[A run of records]
########################################
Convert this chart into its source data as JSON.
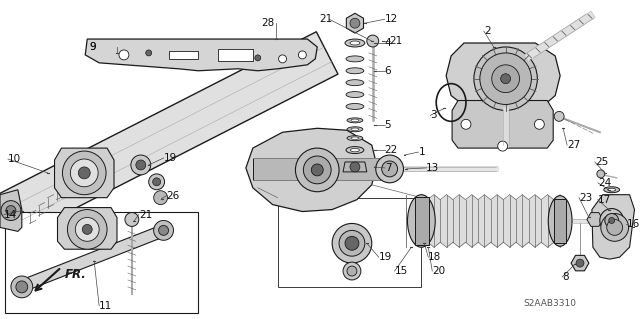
{
  "background_color": "#ffffff",
  "watermark": "S2AAB3310",
  "line_color": "#1a1a1a",
  "light_gray": "#d8d8d8",
  "mid_gray": "#aaaaaa",
  "dark_gray": "#666666",
  "font_size": 7.5
}
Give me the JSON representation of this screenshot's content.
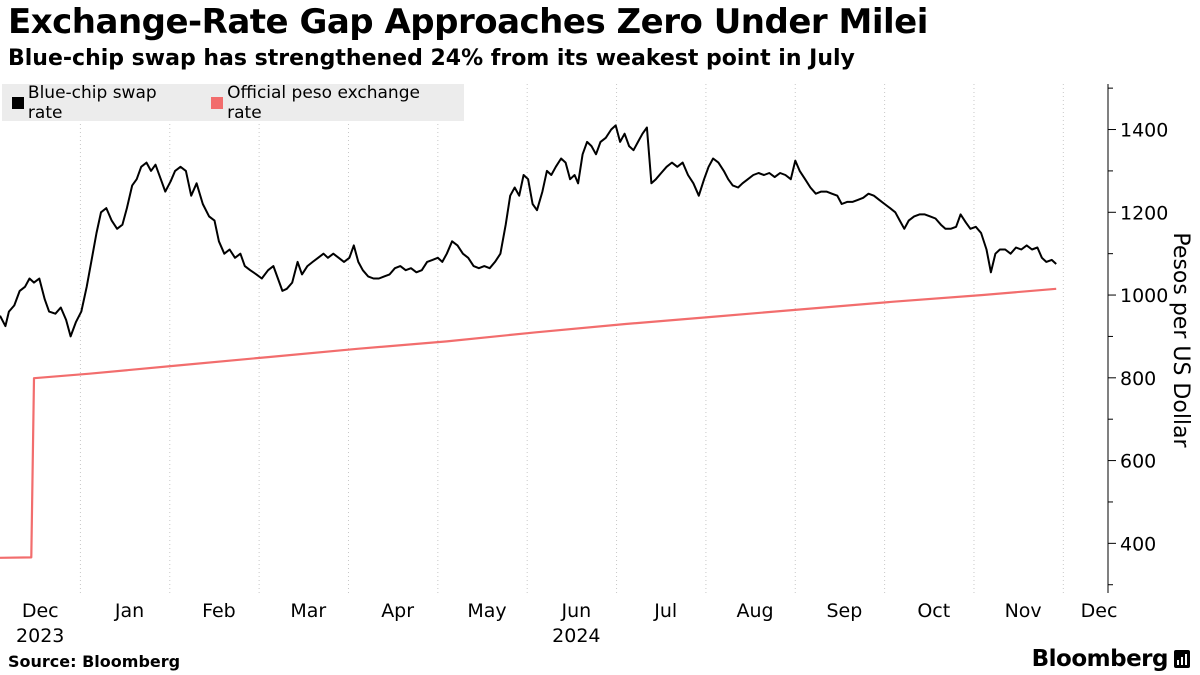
{
  "chart_data": {
    "type": "line",
    "title": "Exchange-Rate Gap Approaches Zero Under Milei",
    "subtitle": "Blue-chip swap has strengthened 24% from its weakest point in July",
    "ylabel": "Pesos per US Dollar",
    "ylim": [
      280,
      1510
    ],
    "yticks": [
      400,
      600,
      800,
      1000,
      1200,
      1400
    ],
    "xlim": [
      0,
      12.4
    ],
    "xticks": [
      {
        "label": "Dec",
        "year": "2023",
        "pos": 0.45
      },
      {
        "label": "Jan",
        "year": "",
        "pos": 1.45
      },
      {
        "label": "Feb",
        "year": "",
        "pos": 2.45
      },
      {
        "label": "Mar",
        "year": "",
        "pos": 3.45
      },
      {
        "label": "Apr",
        "year": "",
        "pos": 4.45
      },
      {
        "label": "May",
        "year": "",
        "pos": 5.45
      },
      {
        "label": "Jun",
        "year": "2024",
        "pos": 6.45
      },
      {
        "label": "Jul",
        "year": "",
        "pos": 7.45
      },
      {
        "label": "Aug",
        "year": "",
        "pos": 8.45
      },
      {
        "label": "Sep",
        "year": "",
        "pos": 9.45
      },
      {
        "label": "Oct",
        "year": "",
        "pos": 10.45
      },
      {
        "label": "Nov",
        "year": "",
        "pos": 11.45
      },
      {
        "label": "Dec",
        "year": "",
        "pos": 12.3
      }
    ],
    "month_boundaries": [
      0.9,
      1.9,
      2.9,
      3.9,
      4.9,
      5.9,
      6.9,
      7.9,
      8.9,
      9.9,
      10.9,
      11.9
    ],
    "legend_position": "top-left",
    "series": [
      {
        "name": "Blue-chip swap rate",
        "color": "#000000",
        "points": [
          [
            0.0,
            950
          ],
          [
            0.06,
            925
          ],
          [
            0.1,
            960
          ],
          [
            0.16,
            975
          ],
          [
            0.22,
            1010
          ],
          [
            0.28,
            1020
          ],
          [
            0.33,
            1040
          ],
          [
            0.38,
            1030
          ],
          [
            0.44,
            1040
          ],
          [
            0.5,
            990
          ],
          [
            0.55,
            960
          ],
          [
            0.62,
            955
          ],
          [
            0.68,
            970
          ],
          [
            0.74,
            940
          ],
          [
            0.79,
            900
          ],
          [
            0.85,
            935
          ],
          [
            0.91,
            960
          ],
          [
            0.97,
            1020
          ],
          [
            1.03,
            1090
          ],
          [
            1.08,
            1150
          ],
          [
            1.13,
            1200
          ],
          [
            1.19,
            1210
          ],
          [
            1.25,
            1180
          ],
          [
            1.31,
            1160
          ],
          [
            1.37,
            1170
          ],
          [
            1.42,
            1210
          ],
          [
            1.48,
            1265
          ],
          [
            1.53,
            1280
          ],
          [
            1.58,
            1310
          ],
          [
            1.64,
            1320
          ],
          [
            1.69,
            1300
          ],
          [
            1.74,
            1315
          ],
          [
            1.8,
            1280
          ],
          [
            1.85,
            1250
          ],
          [
            1.91,
            1275
          ],
          [
            1.96,
            1300
          ],
          [
            2.02,
            1310
          ],
          [
            2.08,
            1300
          ],
          [
            2.14,
            1240
          ],
          [
            2.2,
            1270
          ],
          [
            2.27,
            1220
          ],
          [
            2.34,
            1190
          ],
          [
            2.4,
            1180
          ],
          [
            2.45,
            1130
          ],
          [
            2.51,
            1100
          ],
          [
            2.57,
            1110
          ],
          [
            2.63,
            1090
          ],
          [
            2.69,
            1100
          ],
          [
            2.74,
            1070
          ],
          [
            2.8,
            1060
          ],
          [
            2.87,
            1050
          ],
          [
            2.93,
            1040
          ],
          [
            3.0,
            1060
          ],
          [
            3.06,
            1070
          ],
          [
            3.11,
            1040
          ],
          [
            3.16,
            1010
          ],
          [
            3.21,
            1015
          ],
          [
            3.27,
            1030
          ],
          [
            3.33,
            1080
          ],
          [
            3.38,
            1050
          ],
          [
            3.44,
            1070
          ],
          [
            3.5,
            1080
          ],
          [
            3.56,
            1090
          ],
          [
            3.62,
            1100
          ],
          [
            3.67,
            1090
          ],
          [
            3.73,
            1100
          ],
          [
            3.79,
            1090
          ],
          [
            3.85,
            1080
          ],
          [
            3.91,
            1090
          ],
          [
            3.96,
            1120
          ],
          [
            4.01,
            1080
          ],
          [
            4.06,
            1060
          ],
          [
            4.12,
            1045
          ],
          [
            4.18,
            1040
          ],
          [
            4.24,
            1040
          ],
          [
            4.3,
            1045
          ],
          [
            4.36,
            1050
          ],
          [
            4.42,
            1065
          ],
          [
            4.48,
            1070
          ],
          [
            4.54,
            1060
          ],
          [
            4.6,
            1065
          ],
          [
            4.66,
            1055
          ],
          [
            4.72,
            1060
          ],
          [
            4.78,
            1080
          ],
          [
            4.84,
            1085
          ],
          [
            4.9,
            1090
          ],
          [
            4.95,
            1080
          ],
          [
            5.0,
            1100
          ],
          [
            5.06,
            1130
          ],
          [
            5.12,
            1120
          ],
          [
            5.18,
            1100
          ],
          [
            5.24,
            1090
          ],
          [
            5.3,
            1070
          ],
          [
            5.36,
            1065
          ],
          [
            5.42,
            1070
          ],
          [
            5.48,
            1065
          ],
          [
            5.54,
            1080
          ],
          [
            5.6,
            1100
          ],
          [
            5.66,
            1170
          ],
          [
            5.71,
            1240
          ],
          [
            5.76,
            1260
          ],
          [
            5.81,
            1240
          ],
          [
            5.86,
            1290
          ],
          [
            5.91,
            1280
          ],
          [
            5.96,
            1220
          ],
          [
            6.01,
            1205
          ],
          [
            6.07,
            1250
          ],
          [
            6.12,
            1300
          ],
          [
            6.17,
            1290
          ],
          [
            6.22,
            1310
          ],
          [
            6.28,
            1330
          ],
          [
            6.33,
            1320
          ],
          [
            6.38,
            1280
          ],
          [
            6.43,
            1290
          ],
          [
            6.47,
            1270
          ],
          [
            6.52,
            1340
          ],
          [
            6.57,
            1370
          ],
          [
            6.62,
            1360
          ],
          [
            6.67,
            1340
          ],
          [
            6.72,
            1370
          ],
          [
            6.78,
            1380
          ],
          [
            6.84,
            1400
          ],
          [
            6.89,
            1410
          ],
          [
            6.94,
            1370
          ],
          [
            6.99,
            1390
          ],
          [
            7.04,
            1360
          ],
          [
            7.09,
            1350
          ],
          [
            7.14,
            1370
          ],
          [
            7.19,
            1390
          ],
          [
            7.24,
            1405
          ],
          [
            7.29,
            1270
          ],
          [
            7.34,
            1280
          ],
          [
            7.4,
            1295
          ],
          [
            7.46,
            1310
          ],
          [
            7.52,
            1320
          ],
          [
            7.58,
            1310
          ],
          [
            7.64,
            1320
          ],
          [
            7.7,
            1290
          ],
          [
            7.76,
            1270
          ],
          [
            7.82,
            1240
          ],
          [
            7.88,
            1280
          ],
          [
            7.93,
            1310
          ],
          [
            7.98,
            1330
          ],
          [
            8.04,
            1320
          ],
          [
            8.1,
            1300
          ],
          [
            8.15,
            1280
          ],
          [
            8.2,
            1265
          ],
          [
            8.26,
            1260
          ],
          [
            8.31,
            1270
          ],
          [
            8.37,
            1280
          ],
          [
            8.43,
            1290
          ],
          [
            8.49,
            1295
          ],
          [
            8.55,
            1290
          ],
          [
            8.61,
            1295
          ],
          [
            8.67,
            1285
          ],
          [
            8.73,
            1295
          ],
          [
            8.79,
            1290
          ],
          [
            8.85,
            1280
          ],
          [
            8.9,
            1325
          ],
          [
            8.95,
            1300
          ],
          [
            9.01,
            1280
          ],
          [
            9.07,
            1260
          ],
          [
            9.13,
            1245
          ],
          [
            9.19,
            1250
          ],
          [
            9.25,
            1250
          ],
          [
            9.31,
            1245
          ],
          [
            9.37,
            1240
          ],
          [
            9.42,
            1220
          ],
          [
            9.48,
            1225
          ],
          [
            9.54,
            1225
          ],
          [
            9.6,
            1230
          ],
          [
            9.66,
            1235
          ],
          [
            9.72,
            1245
          ],
          [
            9.78,
            1240
          ],
          [
            9.84,
            1230
          ],
          [
            9.9,
            1220
          ],
          [
            9.96,
            1210
          ],
          [
            10.02,
            1200
          ],
          [
            10.07,
            1180
          ],
          [
            10.12,
            1160
          ],
          [
            10.17,
            1180
          ],
          [
            10.23,
            1190
          ],
          [
            10.29,
            1195
          ],
          [
            10.35,
            1195
          ],
          [
            10.41,
            1190
          ],
          [
            10.47,
            1185
          ],
          [
            10.53,
            1170
          ],
          [
            10.58,
            1160
          ],
          [
            10.64,
            1160
          ],
          [
            10.7,
            1165
          ],
          [
            10.75,
            1195
          ],
          [
            10.81,
            1175
          ],
          [
            10.86,
            1160
          ],
          [
            10.92,
            1165
          ],
          [
            10.98,
            1150
          ],
          [
            11.04,
            1110
          ],
          [
            11.09,
            1055
          ],
          [
            11.14,
            1100
          ],
          [
            11.19,
            1110
          ],
          [
            11.25,
            1110
          ],
          [
            11.31,
            1100
          ],
          [
            11.37,
            1115
          ],
          [
            11.43,
            1110
          ],
          [
            11.49,
            1120
          ],
          [
            11.55,
            1110
          ],
          [
            11.61,
            1115
          ],
          [
            11.66,
            1090
          ],
          [
            11.71,
            1080
          ],
          [
            11.77,
            1085
          ],
          [
            11.82,
            1075
          ]
        ]
      },
      {
        "name": "Official peso exchange rate",
        "color": "#f26d6d",
        "points": [
          [
            0.0,
            365
          ],
          [
            0.35,
            366
          ],
          [
            0.38,
            799
          ],
          [
            1.0,
            810
          ],
          [
            2.0,
            830
          ],
          [
            3.0,
            850
          ],
          [
            4.0,
            870
          ],
          [
            5.0,
            888
          ],
          [
            6.0,
            910
          ],
          [
            7.0,
            930
          ],
          [
            8.0,
            948
          ],
          [
            9.0,
            966
          ],
          [
            10.0,
            984
          ],
          [
            11.0,
            1000
          ],
          [
            11.82,
            1015
          ]
        ]
      }
    ]
  },
  "footer": {
    "source": "Source: Bloomberg",
    "brand": "Bloomberg"
  }
}
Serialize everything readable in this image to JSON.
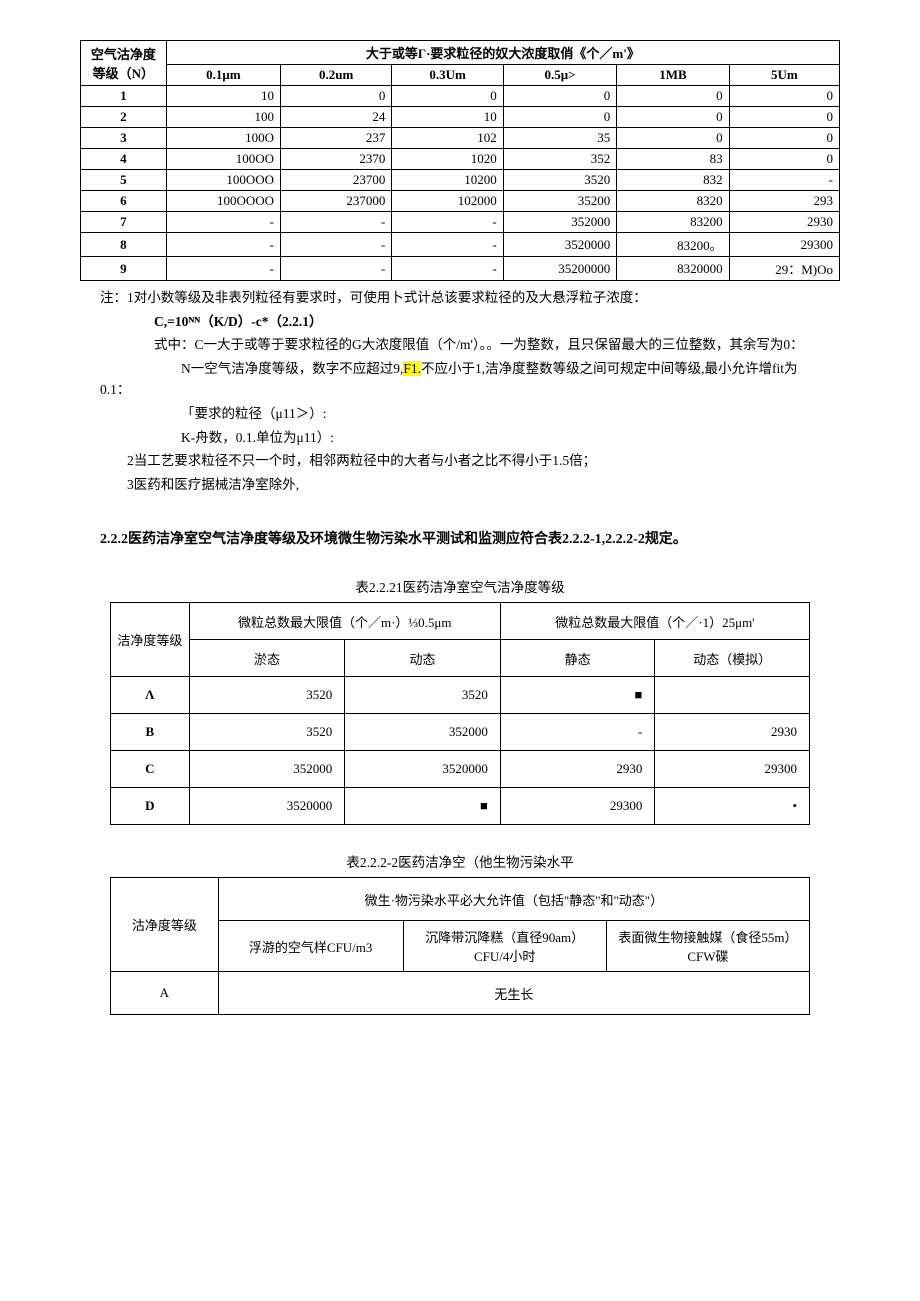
{
  "table1": {
    "header_left_l1": "空气沽净度",
    "header_left_l2": "等级（N）",
    "header_span": "大于或等Γ·要求粒径的奴大浓度取俏《个／m'》",
    "cols": [
      "0.1μm",
      "0.2um",
      "0.3Um",
      "0.5μ>",
      "1MB",
      "5Um"
    ],
    "rows": [
      [
        "1",
        "10",
        "0",
        "0",
        "0",
        "0",
        "0"
      ],
      [
        "2",
        "100",
        "24",
        "10",
        "0",
        "0",
        "0"
      ],
      [
        "3",
        "100O",
        "237",
        "102",
        "35",
        "0",
        "0"
      ],
      [
        "4",
        "100OO",
        "2370",
        "1020",
        "352",
        "83",
        "0"
      ],
      [
        "5",
        "100OOO",
        "23700",
        "10200",
        "3520",
        "832",
        "-"
      ],
      [
        "6",
        "100OOOO",
        "237000",
        "102000",
        "35200",
        "8320",
        "293"
      ],
      [
        "7",
        "-",
        "-",
        "-",
        "352000",
        "83200",
        "2930"
      ],
      [
        "8",
        "-",
        "-",
        "-",
        "3520000",
        "83200。",
        "29300"
      ],
      [
        "9",
        "-",
        "-",
        "-",
        "35200000",
        "8320000",
        "29：M)Oo"
      ]
    ]
  },
  "notes": {
    "n1": "注：1对小数等级及非表列粒径有要求时，可使用卜式计总该要求粒径的及大悬浮粒子浓度：",
    "formula": "C,=10ᴺᴺ（K/D）-c*（2.2.1）",
    "n2": "式中：C一大于或等于要求粒径的G大浓度限值（个/m'）。。一为整数，且只保留最大的三位整数，其余写为0：",
    "n3a": "N一空气洁净度等级，数字不应超过9,",
    "n3b": "F1.",
    "n3c": "不应小于1,洁净度整数等级之间可规定中间等级,最小允许增fit为0.1：",
    "n4": "「要求的粒径（μ11＞）:",
    "n5": "K-舟数，0.1.单位为μ11）:",
    "n6": "2当工艺要求粒径不只一个时，相邻两粒径中的大者与小者之比不得小于1.5倍；",
    "n7": "3医药和医疗据械洁净室除外,"
  },
  "section": "2.2.2医药洁净室空气洁净度等级及环境微生物污染水平测试和监测应符合表2.2.2-1,2.2.2-2规定。",
  "table2": {
    "caption": "表2.2.21医药洁净室空气洁净度等级",
    "h_left": "洁净度等级",
    "h_span1": "微粒总数最大限值（个／m·）⅓0.5μm",
    "h_span2": "微粒总数最大限值（个／·1）25μm'",
    "sub": [
      "淤态",
      "动态",
      "静态",
      "动态（模拟）"
    ],
    "rows": [
      [
        "Λ",
        "3520",
        "3520",
        "■",
        ""
      ],
      [
        "B",
        "3520",
        "352000",
        "-",
        "2930"
      ],
      [
        "C",
        "352000",
        "3520000",
        "2930",
        "29300"
      ],
      [
        "D",
        "3520000",
        "■",
        "29300",
        "•"
      ]
    ]
  },
  "table3": {
    "caption": "表2.2.2-2医药洁净空（他生物污染水平",
    "h_left": "沽净度等级",
    "h_span": "微生·物污染水平必大允许值（包括\"静态\"和\"动态\"）",
    "cols": [
      "浮游的空气样CFU/m3",
      "沉降带沉降糕（直径90am）CFU/4小时",
      "表面微生物接触媒（食径55m）CFW碟"
    ],
    "row_a_label": "A",
    "row_a_value": "无生长"
  }
}
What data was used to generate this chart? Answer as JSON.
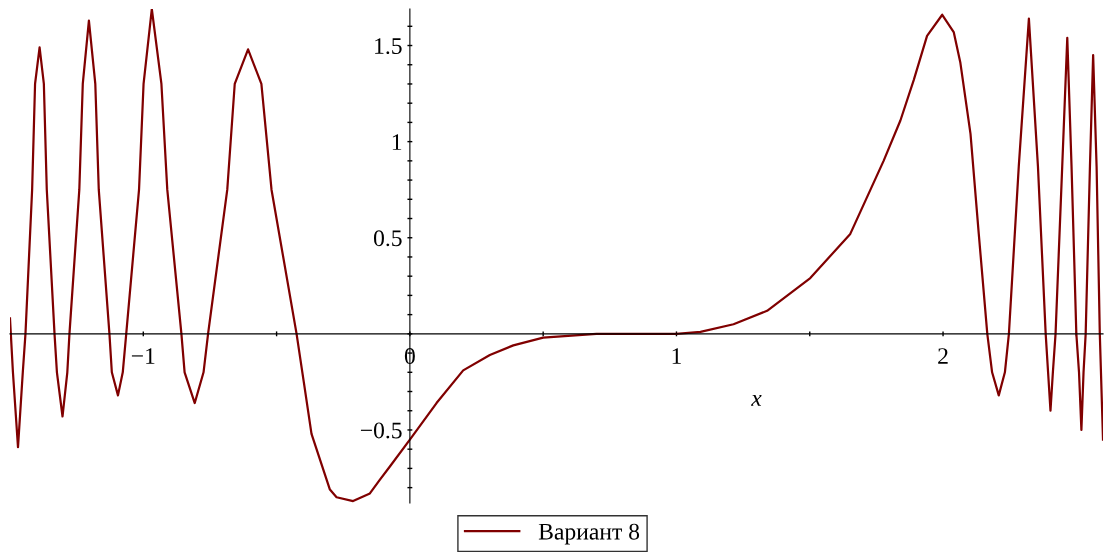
########################################
§ WHAT YOU NEED TO DO: Where a line contains the string "Blue", extract that line.

§ REPLY:
    "subtitle": "Blue-chip swap has strengthened 24% from its weakest point in July",
        "name": "Blue-chip swap rate",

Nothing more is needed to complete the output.